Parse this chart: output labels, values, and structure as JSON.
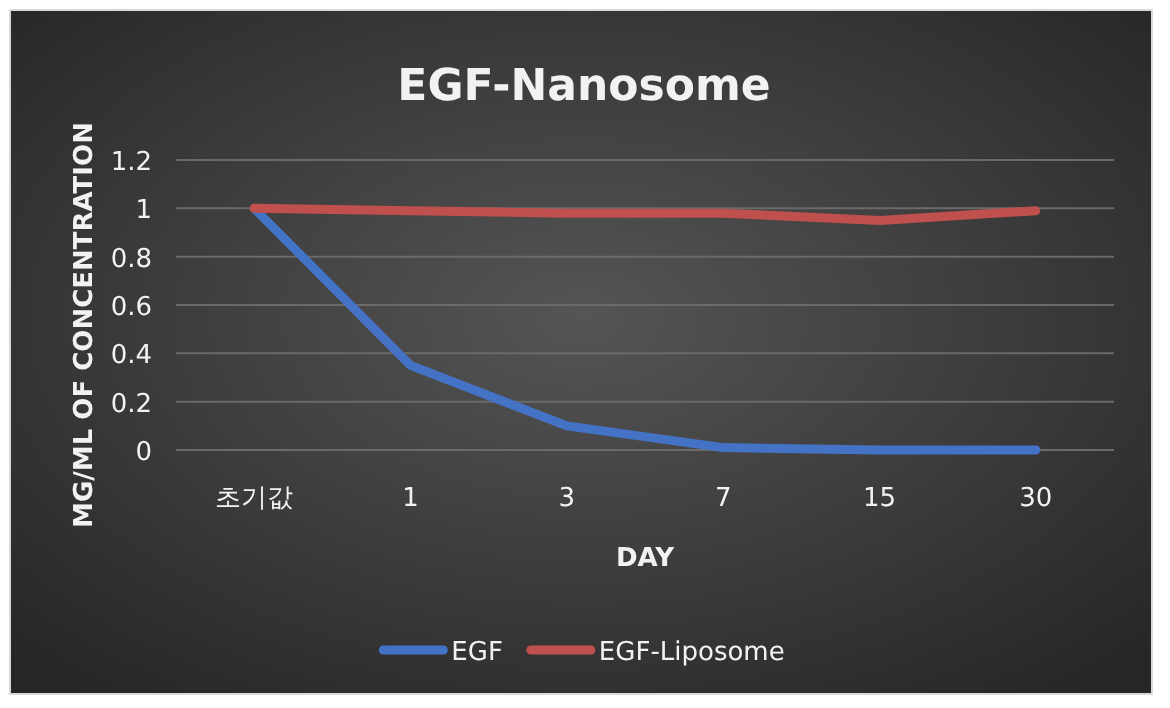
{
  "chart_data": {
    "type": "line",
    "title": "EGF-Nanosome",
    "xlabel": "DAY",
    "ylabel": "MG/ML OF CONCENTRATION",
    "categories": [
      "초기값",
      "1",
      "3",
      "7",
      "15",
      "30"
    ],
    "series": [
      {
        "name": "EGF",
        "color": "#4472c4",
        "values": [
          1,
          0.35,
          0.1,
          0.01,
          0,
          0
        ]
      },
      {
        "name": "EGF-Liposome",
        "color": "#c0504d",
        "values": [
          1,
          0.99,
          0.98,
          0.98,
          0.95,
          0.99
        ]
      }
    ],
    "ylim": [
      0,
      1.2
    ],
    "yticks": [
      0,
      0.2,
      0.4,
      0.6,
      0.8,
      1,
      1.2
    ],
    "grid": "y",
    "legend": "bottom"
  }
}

====

▶ **Task description**: Except for the pictures, copy every line of the records above exactly.

▶ **Final result**:
Parse this chart: output labels, values, and structure as JSON.
{
  "chart_data": {
    "type": "line",
    "title": "EGF-Nanosome",
    "xlabel": "DAY",
    "ylabel": "MG/ML OF CONCENTRATION",
    "categories": [
      "초기값",
      "1",
      "3",
      "7",
      "15",
      "30"
    ],
    "series": [
      {
        "name": "EGF",
        "color": "#4472c4",
        "values": [
          1,
          0.35,
          0.1,
          0.01,
          0,
          0
        ]
      },
      {
        "name": "EGF-Liposome",
        "color": "#c0504d",
        "values": [
          1,
          0.99,
          0.98,
          0.98,
          0.95,
          0.99
        ]
      }
    ],
    "ylim": [
      0,
      1.2
    ],
    "yticks": [
      0,
      0.2,
      0.4,
      0.6,
      0.8,
      1,
      1.2
    ],
    "grid": "y",
    "legend": "bottom"
  }
}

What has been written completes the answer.